--- Start RECORDS SUPPLIED ---

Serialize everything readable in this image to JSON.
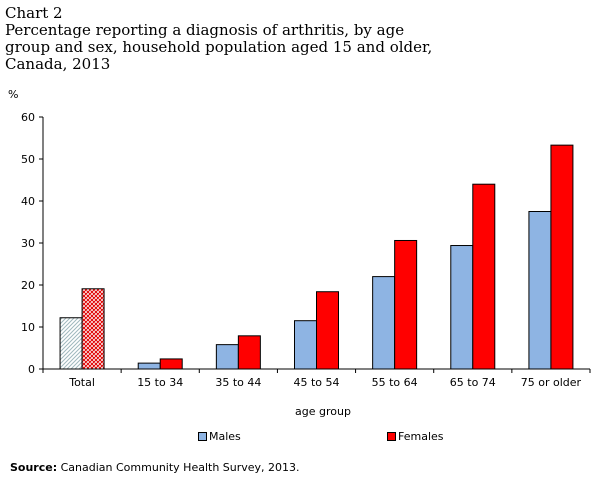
{
  "title": {
    "chart_number": "Chart 2",
    "lines": [
      "Percentage reporting a diagnosis of arthritis, by age",
      "group and sex, household population aged 15 and older,",
      "Canada, 2013"
    ]
  },
  "source": {
    "label": "Source:",
    "text": "Canadian Community Health Survey, 2013."
  },
  "colors": {
    "males": "#8eb4e3",
    "females": "#ff0000",
    "total_males_pattern": "#c6dde0",
    "total_females_pattern": "#ff0000"
  },
  "chart_data": {
    "type": "bar",
    "unit_label": "%",
    "xlabel": "age group",
    "ylim": [
      0,
      60
    ],
    "yticks": [
      "0",
      "10",
      "20",
      "30",
      "40",
      "50",
      "60"
    ],
    "categories": [
      "Total",
      "15 to 34",
      "35 to 44",
      "45 to 54",
      "55 to 64",
      "65 to 74",
      "75 or older"
    ],
    "series": [
      {
        "name": "Males",
        "values": [
          12.2,
          1.4,
          5.8,
          11.5,
          22.0,
          29.4,
          37.5
        ]
      },
      {
        "name": "Females",
        "values": [
          19.1,
          2.4,
          7.9,
          18.4,
          30.6,
          44.0,
          53.3
        ]
      }
    ],
    "legend_position": "bottom",
    "grid": false
  }
}
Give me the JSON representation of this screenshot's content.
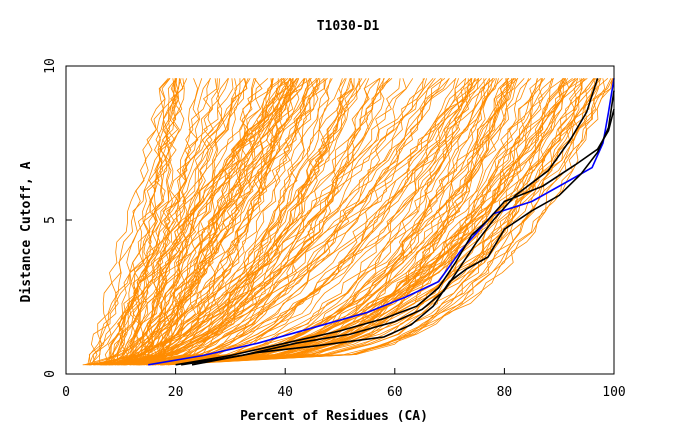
{
  "chart_data": {
    "type": "line",
    "title": "T1030-D1",
    "xlabel": "Percent of Residues (CA)",
    "ylabel": "Distance Cutoff, A",
    "xlim": [
      0,
      100
    ],
    "ylim": [
      0,
      10
    ],
    "x_ticks": [
      "0",
      "20",
      "40",
      "60",
      "80",
      "100"
    ],
    "y_ticks": [
      "0",
      "5",
      "10"
    ],
    "grid": false,
    "legend": "none",
    "colors": {
      "models": "#ff8c00",
      "best_black": "#000000",
      "highlight_blue": "#0000ff"
    },
    "series": [
      {
        "values": [
          [
            15,
            0.3
          ],
          [
            25,
            0.6
          ],
          [
            35,
            1.0
          ],
          [
            45,
            1.5
          ],
          [
            55,
            2.0
          ],
          [
            62,
            2.5
          ],
          [
            68,
            3.0
          ],
          [
            72,
            4.0
          ],
          [
            75,
            4.6
          ],
          [
            78,
            5.2
          ],
          [
            85,
            5.6
          ],
          [
            92,
            6.3
          ],
          [
            96,
            6.7
          ],
          [
            98,
            7.5
          ],
          [
            99,
            8.5
          ],
          [
            100,
            9.6
          ]
        ],
        "color": "#0000ff"
      },
      {
        "values": [
          [
            20,
            0.3
          ],
          [
            30,
            0.6
          ],
          [
            40,
            1.0
          ],
          [
            50,
            1.4
          ],
          [
            58,
            1.8
          ],
          [
            64,
            2.2
          ],
          [
            68,
            2.8
          ],
          [
            71,
            3.6
          ],
          [
            74,
            4.5
          ],
          [
            77,
            5.0
          ],
          [
            80,
            5.6
          ],
          [
            87,
            6.1
          ],
          [
            93,
            6.8
          ],
          [
            97,
            7.3
          ],
          [
            99,
            7.9
          ],
          [
            100,
            8.6
          ]
        ],
        "color": "#000000"
      },
      {
        "values": [
          [
            21,
            0.3
          ],
          [
            32,
            0.6
          ],
          [
            42,
            1.0
          ],
          [
            52,
            1.3
          ],
          [
            60,
            1.7
          ],
          [
            65,
            2.1
          ],
          [
            69,
            2.7
          ],
          [
            72,
            3.5
          ],
          [
            75,
            4.3
          ],
          [
            78,
            5.0
          ],
          [
            82,
            5.8
          ],
          [
            88,
            6.6
          ],
          [
            92,
            7.6
          ],
          [
            95,
            8.5
          ],
          [
            97,
            9.6
          ]
        ],
        "color": "#000000"
      },
      {
        "values": [
          [
            23,
            0.3
          ],
          [
            35,
            0.7
          ],
          [
            45,
            0.9
          ],
          [
            58,
            1.2
          ],
          [
            63,
            1.6
          ],
          [
            67,
            2.2
          ],
          [
            70,
            3.0
          ],
          [
            73,
            3.4
          ],
          [
            77,
            3.8
          ],
          [
            80,
            4.7
          ],
          [
            85,
            5.3
          ],
          [
            90,
            5.8
          ],
          [
            94,
            6.5
          ],
          [
            97,
            7.2
          ],
          [
            99,
            8.0
          ],
          [
            100,
            9.2
          ]
        ],
        "color": "#000000"
      }
    ]
  }
}
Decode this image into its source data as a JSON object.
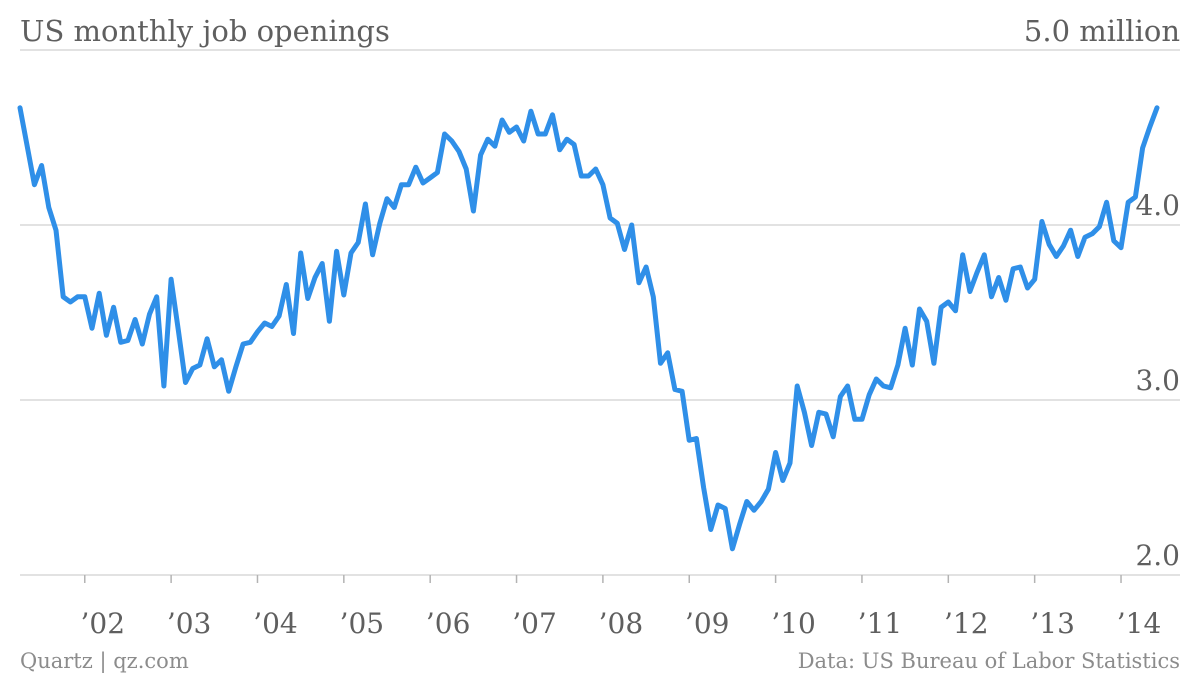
{
  "header": {
    "title": "US monthly job openings",
    "unit_label": "5.0 million"
  },
  "footer": {
    "source_left": "Quartz | qz.com",
    "source_right": "Data: US Bureau of Labor Statistics"
  },
  "colors": {
    "line": "#2f8fe8",
    "grid": "#d9d9d9",
    "text": "#5f5f5f",
    "footer": "#8c8c8c"
  },
  "chart_data": {
    "type": "line",
    "title": "US monthly job openings",
    "ylabel": "",
    "xlabel": "",
    "unit": "million",
    "ylim": [
      2.0,
      5.0
    ],
    "y_ticks": [
      {
        "value": 5.0,
        "label": "5.0 million"
      },
      {
        "value": 4.0,
        "label": "4.0"
      },
      {
        "value": 3.0,
        "label": "3.0"
      },
      {
        "value": 2.0,
        "label": "2.0"
      }
    ],
    "x_ticks": [
      {
        "value": "2002-01",
        "label": "’02"
      },
      {
        "value": "2003-01",
        "label": "’03"
      },
      {
        "value": "2004-01",
        "label": "’04"
      },
      {
        "value": "2005-01",
        "label": "’05"
      },
      {
        "value": "2006-01",
        "label": "’06"
      },
      {
        "value": "2007-01",
        "label": "’07"
      },
      {
        "value": "2008-01",
        "label": "’08"
      },
      {
        "value": "2009-01",
        "label": "’09"
      },
      {
        "value": "2010-01",
        "label": "’10"
      },
      {
        "value": "2011-01",
        "label": "’11"
      },
      {
        "value": "2012-01",
        "label": "’12"
      },
      {
        "value": "2013-01",
        "label": "’13"
      },
      {
        "value": "2014-01",
        "label": "’14"
      }
    ],
    "grid": true,
    "legend": "none",
    "series": [
      {
        "x": [
          "2001-04",
          "2001-05",
          "2001-06",
          "2001-07",
          "2001-08",
          "2001-09",
          "2001-10",
          "2001-11",
          "2001-12",
          "2002-01",
          "2002-02",
          "2002-03",
          "2002-04",
          "2002-05",
          "2002-06",
          "2002-07",
          "2002-08",
          "2002-09",
          "2002-10",
          "2002-11",
          "2002-12",
          "2003-01",
          "2003-02",
          "2003-03",
          "2003-04",
          "2003-05",
          "2003-06",
          "2003-07",
          "2003-08",
          "2003-09",
          "2003-10",
          "2003-11",
          "2003-12",
          "2004-01",
          "2004-02",
          "2004-03",
          "2004-04",
          "2004-05",
          "2004-06",
          "2004-07",
          "2004-08",
          "2004-09",
          "2004-10",
          "2004-11",
          "2004-12",
          "2005-01",
          "2005-02",
          "2005-03",
          "2005-04",
          "2005-05",
          "2005-06",
          "2005-07",
          "2005-08",
          "2005-09",
          "2005-10",
          "2005-11",
          "2005-12",
          "2006-01",
          "2006-02",
          "2006-03",
          "2006-04",
          "2006-05",
          "2006-06",
          "2006-07",
          "2006-08",
          "2006-09",
          "2006-10",
          "2006-11",
          "2006-12",
          "2007-01",
          "2007-02",
          "2007-03",
          "2007-04",
          "2007-05",
          "2007-06",
          "2007-07",
          "2007-08",
          "2007-09",
          "2007-10",
          "2007-11",
          "2007-12",
          "2008-01",
          "2008-02",
          "2008-03",
          "2008-04",
          "2008-05",
          "2008-06",
          "2008-07",
          "2008-08",
          "2008-09",
          "2008-10",
          "2008-11",
          "2008-12",
          "2009-01",
          "2009-02",
          "2009-03",
          "2009-04",
          "2009-05",
          "2009-06",
          "2009-07",
          "2009-08",
          "2009-09",
          "2009-10",
          "2009-11",
          "2009-12",
          "2010-01",
          "2010-02",
          "2010-03",
          "2010-04",
          "2010-05",
          "2010-06",
          "2010-07",
          "2010-08",
          "2010-09",
          "2010-10",
          "2010-11",
          "2010-12",
          "2011-01",
          "2011-02",
          "2011-03",
          "2011-04",
          "2011-05",
          "2011-06",
          "2011-07",
          "2011-08",
          "2011-09",
          "2011-10",
          "2011-11",
          "2011-12",
          "2012-01",
          "2012-02",
          "2012-03",
          "2012-04",
          "2012-05",
          "2012-06",
          "2012-07",
          "2012-08",
          "2012-09",
          "2012-10",
          "2012-11",
          "2012-12",
          "2013-01",
          "2013-02",
          "2013-03",
          "2013-04",
          "2013-05",
          "2013-06",
          "2013-07",
          "2013-08",
          "2013-09",
          "2013-10",
          "2013-11",
          "2013-12",
          "2014-01",
          "2014-02",
          "2014-03",
          "2014-04",
          "2014-05",
          "2014-06"
        ],
        "values": [
          4.67,
          4.45,
          4.23,
          4.34,
          4.1,
          3.97,
          3.59,
          3.56,
          3.59,
          3.59,
          3.41,
          3.61,
          3.37,
          3.53,
          3.33,
          3.34,
          3.46,
          3.32,
          3.49,
          3.59,
          3.08,
          3.69,
          3.4,
          3.1,
          3.18,
          3.2,
          3.35,
          3.19,
          3.23,
          3.05,
          3.19,
          3.32,
          3.33,
          3.39,
          3.44,
          3.42,
          3.48,
          3.66,
          3.38,
          3.84,
          3.58,
          3.7,
          3.78,
          3.45,
          3.85,
          3.6,
          3.84,
          3.9,
          4.12,
          3.83,
          4.01,
          4.15,
          4.1,
          4.23,
          4.23,
          4.33,
          4.24,
          4.27,
          4.3,
          4.52,
          4.48,
          4.42,
          4.32,
          4.08,
          4.4,
          4.49,
          4.45,
          4.6,
          4.53,
          4.56,
          4.48,
          4.65,
          4.52,
          4.52,
          4.63,
          4.43,
          4.49,
          4.46,
          4.28,
          4.28,
          4.32,
          4.23,
          4.04,
          4.01,
          3.86,
          4.0,
          3.67,
          3.76,
          3.59,
          3.21,
          3.27,
          3.06,
          3.05,
          2.77,
          2.78,
          2.5,
          2.26,
          2.4,
          2.38,
          2.15,
          2.29,
          2.42,
          2.37,
          2.42,
          2.49,
          2.7,
          2.54,
          2.64,
          3.08,
          2.93,
          2.74,
          2.93,
          2.92,
          2.79,
          3.02,
          3.08,
          2.89,
          2.89,
          3.03,
          3.12,
          3.08,
          3.07,
          3.2,
          3.41,
          3.2,
          3.52,
          3.45,
          3.21,
          3.53,
          3.56,
          3.51,
          3.83,
          3.62,
          3.73,
          3.83,
          3.59,
          3.7,
          3.57,
          3.75,
          3.76,
          3.64,
          3.69,
          4.02,
          3.89,
          3.82,
          3.88,
          3.97,
          3.82,
          3.93,
          3.95,
          3.99,
          4.13,
          3.91,
          3.87,
          4.13,
          4.16,
          4.44,
          4.56,
          4.67
        ]
      }
    ]
  }
}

--- End RECORDS SUPPLIED ---

INSTRUCTIONS TO FOLLOW:
Locate all lines that include the word "this" and copy them out.

REPLY TO THE TASK:
Serialize everything readable in this image to JSON.
Give me the JSON representation of this screenshot's content.
Decode this image into its source data as a JSON object.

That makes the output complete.